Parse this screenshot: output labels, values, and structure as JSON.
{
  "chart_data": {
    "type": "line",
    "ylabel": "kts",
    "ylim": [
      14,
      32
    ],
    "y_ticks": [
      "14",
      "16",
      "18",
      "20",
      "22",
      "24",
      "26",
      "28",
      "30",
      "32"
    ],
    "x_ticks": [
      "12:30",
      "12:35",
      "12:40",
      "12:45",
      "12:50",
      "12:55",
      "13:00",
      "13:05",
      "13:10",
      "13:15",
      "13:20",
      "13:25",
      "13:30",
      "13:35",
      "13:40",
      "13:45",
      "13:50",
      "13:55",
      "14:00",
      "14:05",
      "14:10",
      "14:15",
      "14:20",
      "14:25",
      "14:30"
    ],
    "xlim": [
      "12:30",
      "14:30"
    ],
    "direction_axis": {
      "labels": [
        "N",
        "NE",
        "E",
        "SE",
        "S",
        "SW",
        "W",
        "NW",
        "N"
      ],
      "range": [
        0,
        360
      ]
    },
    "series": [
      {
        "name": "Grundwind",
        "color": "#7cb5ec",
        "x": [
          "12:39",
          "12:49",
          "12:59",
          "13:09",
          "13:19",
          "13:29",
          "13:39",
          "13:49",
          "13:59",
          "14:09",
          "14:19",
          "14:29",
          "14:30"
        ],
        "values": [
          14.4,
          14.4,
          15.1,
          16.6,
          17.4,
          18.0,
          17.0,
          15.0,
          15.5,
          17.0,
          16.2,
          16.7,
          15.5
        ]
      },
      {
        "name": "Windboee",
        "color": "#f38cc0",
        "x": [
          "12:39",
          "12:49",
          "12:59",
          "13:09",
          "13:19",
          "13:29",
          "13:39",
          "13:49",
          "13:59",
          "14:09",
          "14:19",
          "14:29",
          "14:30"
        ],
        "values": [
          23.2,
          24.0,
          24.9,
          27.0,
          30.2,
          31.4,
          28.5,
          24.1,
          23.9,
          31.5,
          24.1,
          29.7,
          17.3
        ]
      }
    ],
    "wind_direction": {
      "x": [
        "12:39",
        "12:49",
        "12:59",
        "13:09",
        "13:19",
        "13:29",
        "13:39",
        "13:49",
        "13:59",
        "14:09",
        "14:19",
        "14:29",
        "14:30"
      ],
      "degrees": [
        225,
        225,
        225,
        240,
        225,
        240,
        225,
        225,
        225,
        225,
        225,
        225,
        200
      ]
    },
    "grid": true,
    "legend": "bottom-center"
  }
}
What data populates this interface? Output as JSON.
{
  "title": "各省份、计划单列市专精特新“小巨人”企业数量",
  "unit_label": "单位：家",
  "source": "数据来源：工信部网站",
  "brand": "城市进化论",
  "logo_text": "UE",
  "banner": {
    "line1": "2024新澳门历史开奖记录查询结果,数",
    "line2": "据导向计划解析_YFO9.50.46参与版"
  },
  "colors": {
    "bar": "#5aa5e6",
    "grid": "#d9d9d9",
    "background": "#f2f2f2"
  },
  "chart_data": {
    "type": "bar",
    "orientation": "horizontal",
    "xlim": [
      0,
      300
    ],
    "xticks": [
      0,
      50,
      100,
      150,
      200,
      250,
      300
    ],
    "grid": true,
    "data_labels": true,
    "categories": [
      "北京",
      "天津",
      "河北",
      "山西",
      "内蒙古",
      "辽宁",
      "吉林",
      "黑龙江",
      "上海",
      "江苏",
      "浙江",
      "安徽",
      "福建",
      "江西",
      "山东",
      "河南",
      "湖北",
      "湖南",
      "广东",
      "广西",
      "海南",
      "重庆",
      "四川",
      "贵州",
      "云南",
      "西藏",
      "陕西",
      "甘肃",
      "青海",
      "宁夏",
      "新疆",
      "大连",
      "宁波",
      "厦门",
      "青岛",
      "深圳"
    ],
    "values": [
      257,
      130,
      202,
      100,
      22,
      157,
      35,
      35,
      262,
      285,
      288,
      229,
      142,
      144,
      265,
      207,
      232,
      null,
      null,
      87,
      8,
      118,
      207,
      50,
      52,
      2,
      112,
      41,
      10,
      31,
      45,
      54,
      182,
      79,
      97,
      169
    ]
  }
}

...

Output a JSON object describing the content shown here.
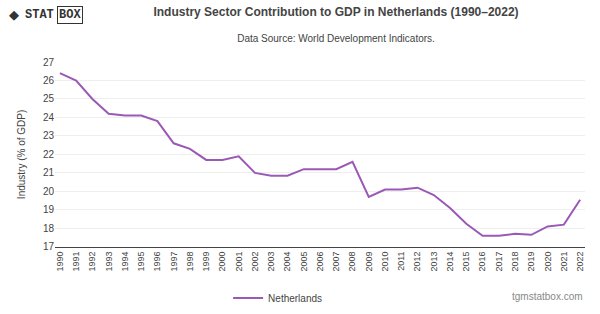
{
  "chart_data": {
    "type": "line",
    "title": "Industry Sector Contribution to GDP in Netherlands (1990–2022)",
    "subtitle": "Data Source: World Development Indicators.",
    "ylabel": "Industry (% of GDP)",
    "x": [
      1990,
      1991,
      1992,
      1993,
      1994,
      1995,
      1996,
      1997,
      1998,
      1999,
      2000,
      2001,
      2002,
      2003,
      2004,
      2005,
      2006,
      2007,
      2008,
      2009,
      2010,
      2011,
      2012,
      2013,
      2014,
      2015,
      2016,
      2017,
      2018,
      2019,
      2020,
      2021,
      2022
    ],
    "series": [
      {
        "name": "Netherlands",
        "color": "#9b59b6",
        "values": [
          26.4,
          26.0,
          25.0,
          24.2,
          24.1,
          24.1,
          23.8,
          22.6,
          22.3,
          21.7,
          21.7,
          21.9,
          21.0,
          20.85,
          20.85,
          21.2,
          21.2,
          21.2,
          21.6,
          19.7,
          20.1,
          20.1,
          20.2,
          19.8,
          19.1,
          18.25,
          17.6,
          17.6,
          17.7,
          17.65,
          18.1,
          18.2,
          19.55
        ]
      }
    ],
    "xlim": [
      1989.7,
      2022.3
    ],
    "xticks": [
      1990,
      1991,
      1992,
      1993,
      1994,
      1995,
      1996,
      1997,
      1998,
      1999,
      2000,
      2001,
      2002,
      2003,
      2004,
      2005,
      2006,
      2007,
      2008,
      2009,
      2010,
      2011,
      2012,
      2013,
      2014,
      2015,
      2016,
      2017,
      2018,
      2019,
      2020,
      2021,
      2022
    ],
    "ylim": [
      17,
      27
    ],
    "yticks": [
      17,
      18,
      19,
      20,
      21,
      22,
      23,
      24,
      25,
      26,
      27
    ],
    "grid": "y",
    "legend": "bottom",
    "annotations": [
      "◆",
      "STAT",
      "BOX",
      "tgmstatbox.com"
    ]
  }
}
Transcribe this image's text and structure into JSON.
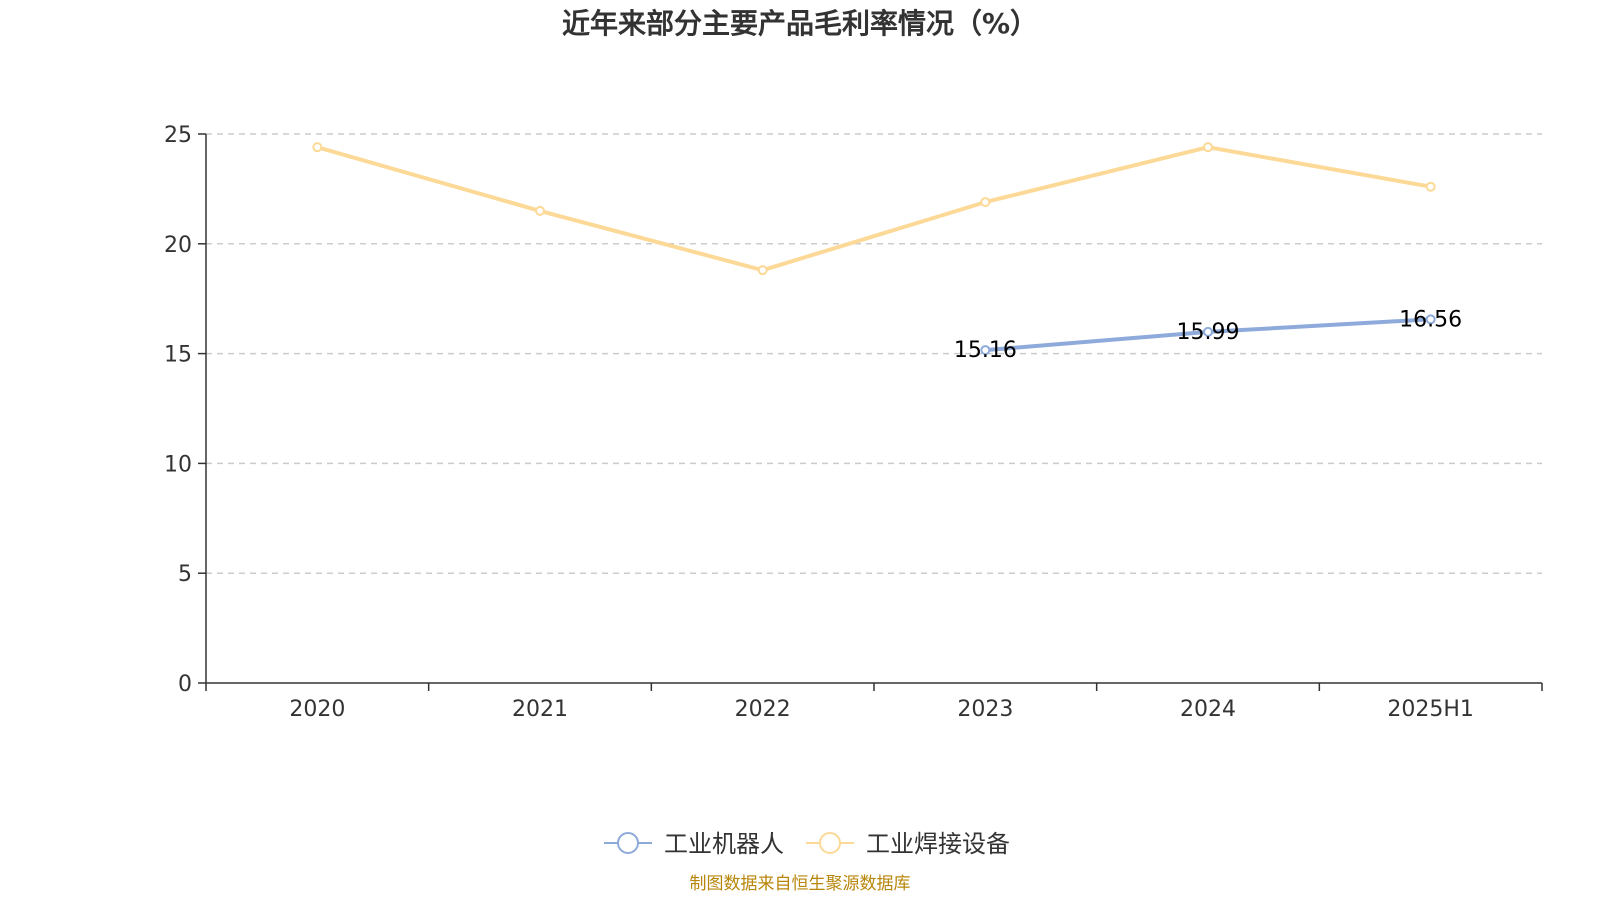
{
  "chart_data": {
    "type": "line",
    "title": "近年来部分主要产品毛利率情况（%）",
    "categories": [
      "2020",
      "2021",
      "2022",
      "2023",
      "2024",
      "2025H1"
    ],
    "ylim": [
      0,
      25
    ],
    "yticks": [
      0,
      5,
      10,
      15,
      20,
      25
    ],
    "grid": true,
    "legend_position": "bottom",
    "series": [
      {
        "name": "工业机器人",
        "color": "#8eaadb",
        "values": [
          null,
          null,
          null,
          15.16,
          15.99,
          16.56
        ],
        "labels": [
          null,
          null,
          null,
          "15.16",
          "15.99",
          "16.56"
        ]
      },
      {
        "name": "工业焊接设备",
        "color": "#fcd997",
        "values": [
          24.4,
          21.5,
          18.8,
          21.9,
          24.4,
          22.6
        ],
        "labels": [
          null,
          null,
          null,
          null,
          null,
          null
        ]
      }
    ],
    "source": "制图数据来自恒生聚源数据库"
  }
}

Stated exercise: Filter the entries above down to the lines containing the word "Industry".

Expected output:
    "title": "Industry Sector Contribution to GDP in Netherlands (1990–2022)",
    "ylabel": "Industry (% of GDP)",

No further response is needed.